## Исходный текст
....
Гордый этой дружбой, Эмиль, стоило Флоберу приехать в Париж, каждое воскресенье во второй половине дня отправлялся к нему. В светлой квартире, окна которой выходили в парк Монсо, он встречался с Эдмоном де Гонкуром, Ги де Мопассаном, Альфонсом Доде и Иваном Тургеневым, которые вместе с ним образовали «группу пятерых», «пятерку освистанных авторов», как они сами себя называли после неудач в театре.
Мопассан, который был десятью годами моложе Золя, выглядел в глазах последнего всего-навсего самонадеянным мальчишкой, пописывающим стишки, скрипящим пером в учреждении, падким на женщин, неплохим гребцом, но при этом – правой рукой Флобера, к которому он относился с почти сыновней любовью. Что касается Доде, то этот бледный и болезненный певец солнечного Прованса казался ему куда более сложной личностью. Проза Альфонса была, на его взгляд, тонкой и изящной, зато в живописи он ровно ничего не понимал и любого мазилку ставил выше Мане. От Гонкура же, самого, пожалуй, утонченного и красноречивого в компании, человека с безупречными манерами литературного аристократа, как ему казалось, исходило странное ощущение фальши. Если он открывал рот, следовало быть настороже. И Золя предпочитал общество кроткого великана Тургенева с серебряной бородой, длинными шелковистыми волосами и высоким, почти девичьим голосом. Как чудесно рассказывал Тургенев о своей родной России! Весь он – по природе своей округлый, гладкий, по-детски простой – виделся друзьям словно бы постоянно влюбленным в облако.
....
[Строки из набора данных]
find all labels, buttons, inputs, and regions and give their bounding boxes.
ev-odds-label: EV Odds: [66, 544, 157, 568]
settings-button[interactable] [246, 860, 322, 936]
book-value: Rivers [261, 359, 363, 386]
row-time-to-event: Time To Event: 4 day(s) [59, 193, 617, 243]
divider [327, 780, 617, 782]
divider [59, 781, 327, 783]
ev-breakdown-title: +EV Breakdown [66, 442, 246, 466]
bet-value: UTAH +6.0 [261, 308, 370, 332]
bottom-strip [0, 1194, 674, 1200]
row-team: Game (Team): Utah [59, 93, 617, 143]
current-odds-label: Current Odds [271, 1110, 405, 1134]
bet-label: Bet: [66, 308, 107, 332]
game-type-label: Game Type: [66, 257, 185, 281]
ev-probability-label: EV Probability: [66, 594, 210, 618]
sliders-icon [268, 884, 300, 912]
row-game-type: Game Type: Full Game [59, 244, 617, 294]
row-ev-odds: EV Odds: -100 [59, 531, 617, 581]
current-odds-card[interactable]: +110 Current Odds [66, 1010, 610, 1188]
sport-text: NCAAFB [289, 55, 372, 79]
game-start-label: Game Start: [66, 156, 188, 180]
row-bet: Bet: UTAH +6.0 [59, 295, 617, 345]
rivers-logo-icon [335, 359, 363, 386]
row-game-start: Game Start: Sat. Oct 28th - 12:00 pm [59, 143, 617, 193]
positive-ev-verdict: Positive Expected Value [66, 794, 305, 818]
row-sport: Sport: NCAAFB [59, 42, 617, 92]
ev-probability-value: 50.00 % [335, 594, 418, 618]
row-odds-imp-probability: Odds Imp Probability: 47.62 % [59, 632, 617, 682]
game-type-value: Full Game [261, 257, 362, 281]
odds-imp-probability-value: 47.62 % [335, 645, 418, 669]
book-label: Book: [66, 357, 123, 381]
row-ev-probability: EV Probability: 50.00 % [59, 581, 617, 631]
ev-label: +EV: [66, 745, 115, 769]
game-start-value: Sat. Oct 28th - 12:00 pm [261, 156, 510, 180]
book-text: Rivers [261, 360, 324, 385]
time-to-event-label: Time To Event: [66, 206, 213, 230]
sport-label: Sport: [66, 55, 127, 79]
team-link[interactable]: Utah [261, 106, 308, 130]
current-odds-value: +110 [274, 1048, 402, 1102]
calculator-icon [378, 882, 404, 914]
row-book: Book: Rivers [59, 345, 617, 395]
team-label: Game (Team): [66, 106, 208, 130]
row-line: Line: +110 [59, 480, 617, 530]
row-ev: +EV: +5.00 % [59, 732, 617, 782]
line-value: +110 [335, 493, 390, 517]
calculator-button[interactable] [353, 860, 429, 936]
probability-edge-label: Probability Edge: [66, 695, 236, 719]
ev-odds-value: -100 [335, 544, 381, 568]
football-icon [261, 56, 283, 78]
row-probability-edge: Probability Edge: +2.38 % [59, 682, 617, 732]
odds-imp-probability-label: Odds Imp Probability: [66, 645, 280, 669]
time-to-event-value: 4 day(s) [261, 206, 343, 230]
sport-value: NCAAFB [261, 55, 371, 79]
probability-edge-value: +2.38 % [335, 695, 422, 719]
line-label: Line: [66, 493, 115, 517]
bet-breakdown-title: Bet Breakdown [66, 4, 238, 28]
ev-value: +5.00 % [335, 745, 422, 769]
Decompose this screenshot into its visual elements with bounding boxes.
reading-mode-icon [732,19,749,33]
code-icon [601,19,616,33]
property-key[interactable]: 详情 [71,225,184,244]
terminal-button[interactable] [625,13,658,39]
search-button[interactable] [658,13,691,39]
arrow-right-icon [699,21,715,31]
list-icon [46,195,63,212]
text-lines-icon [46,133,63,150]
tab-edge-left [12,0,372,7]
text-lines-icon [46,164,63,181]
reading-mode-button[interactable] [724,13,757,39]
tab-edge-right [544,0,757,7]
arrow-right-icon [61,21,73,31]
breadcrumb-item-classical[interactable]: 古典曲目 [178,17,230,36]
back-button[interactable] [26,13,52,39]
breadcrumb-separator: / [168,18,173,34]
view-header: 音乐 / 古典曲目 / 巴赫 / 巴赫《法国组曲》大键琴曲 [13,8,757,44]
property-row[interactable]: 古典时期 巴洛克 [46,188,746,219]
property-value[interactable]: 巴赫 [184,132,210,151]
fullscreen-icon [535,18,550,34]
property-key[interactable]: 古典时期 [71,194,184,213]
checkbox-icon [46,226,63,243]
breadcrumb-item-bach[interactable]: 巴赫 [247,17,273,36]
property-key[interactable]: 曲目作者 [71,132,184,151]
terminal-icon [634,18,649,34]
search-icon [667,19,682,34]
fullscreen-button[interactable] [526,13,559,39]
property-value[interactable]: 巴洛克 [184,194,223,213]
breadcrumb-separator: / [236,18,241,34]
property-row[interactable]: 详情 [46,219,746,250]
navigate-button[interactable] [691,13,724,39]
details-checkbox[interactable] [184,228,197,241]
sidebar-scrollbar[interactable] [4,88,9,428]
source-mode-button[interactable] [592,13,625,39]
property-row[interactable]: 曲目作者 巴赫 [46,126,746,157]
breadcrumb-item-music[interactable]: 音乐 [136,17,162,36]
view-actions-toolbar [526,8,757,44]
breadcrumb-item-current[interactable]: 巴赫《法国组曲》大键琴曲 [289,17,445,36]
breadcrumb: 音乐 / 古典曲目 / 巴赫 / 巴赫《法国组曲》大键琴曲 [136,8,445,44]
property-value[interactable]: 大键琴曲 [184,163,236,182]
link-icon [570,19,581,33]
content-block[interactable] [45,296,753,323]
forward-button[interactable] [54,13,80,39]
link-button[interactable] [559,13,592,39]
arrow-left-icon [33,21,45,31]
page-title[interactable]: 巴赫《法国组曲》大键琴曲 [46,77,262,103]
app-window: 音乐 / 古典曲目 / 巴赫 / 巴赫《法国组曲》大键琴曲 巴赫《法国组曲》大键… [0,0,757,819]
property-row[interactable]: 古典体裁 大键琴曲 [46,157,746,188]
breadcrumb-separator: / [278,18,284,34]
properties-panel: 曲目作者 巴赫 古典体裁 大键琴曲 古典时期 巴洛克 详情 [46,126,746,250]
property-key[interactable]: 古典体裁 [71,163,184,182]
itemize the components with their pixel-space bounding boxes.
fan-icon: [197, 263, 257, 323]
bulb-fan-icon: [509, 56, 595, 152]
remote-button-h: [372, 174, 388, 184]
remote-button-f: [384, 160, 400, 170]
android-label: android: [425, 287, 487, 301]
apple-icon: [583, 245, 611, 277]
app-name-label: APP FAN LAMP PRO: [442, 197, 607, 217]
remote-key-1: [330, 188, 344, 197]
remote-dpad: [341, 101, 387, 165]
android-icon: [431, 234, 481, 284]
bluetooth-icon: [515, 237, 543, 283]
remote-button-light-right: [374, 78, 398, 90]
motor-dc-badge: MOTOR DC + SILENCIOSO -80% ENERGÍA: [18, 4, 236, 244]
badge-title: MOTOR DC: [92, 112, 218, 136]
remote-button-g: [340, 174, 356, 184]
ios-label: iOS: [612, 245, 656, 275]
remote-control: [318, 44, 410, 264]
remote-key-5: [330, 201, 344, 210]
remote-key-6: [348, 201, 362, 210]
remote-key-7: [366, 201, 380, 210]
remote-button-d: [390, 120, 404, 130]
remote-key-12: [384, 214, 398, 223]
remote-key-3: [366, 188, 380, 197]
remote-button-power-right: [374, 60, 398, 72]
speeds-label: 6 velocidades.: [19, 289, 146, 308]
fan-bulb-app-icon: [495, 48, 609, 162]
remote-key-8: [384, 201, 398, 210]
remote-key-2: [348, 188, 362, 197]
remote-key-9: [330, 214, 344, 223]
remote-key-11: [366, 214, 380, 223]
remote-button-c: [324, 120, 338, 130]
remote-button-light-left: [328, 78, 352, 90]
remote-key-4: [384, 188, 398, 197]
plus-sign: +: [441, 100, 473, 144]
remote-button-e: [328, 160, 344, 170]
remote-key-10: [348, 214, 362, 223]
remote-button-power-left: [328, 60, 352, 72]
....
## Задание
Перепишите дословно из отрывка о Золя и его друзьях отрезок от слов «Гордый этой дружбой, Эмиль, стоило» до слов «неудач в театре.» включительно.

## Ответ
Гордый этой дружбой, Эмиль, стоило Флоберу приехать в Париж, каждое воскресенье во второй половине дня отправлялся к нему. В светлой квартире, окна которой выходили в парк Монсо, он встречался с Эдмоном де Гонкуром, Ги де Мопассаном, Альфонсом Доде и Иваном Тургеневым, которые вместе с ним образовали «группу пятерых», «пятерку освистанных авторов», как они сами себя называли после неудач в театре.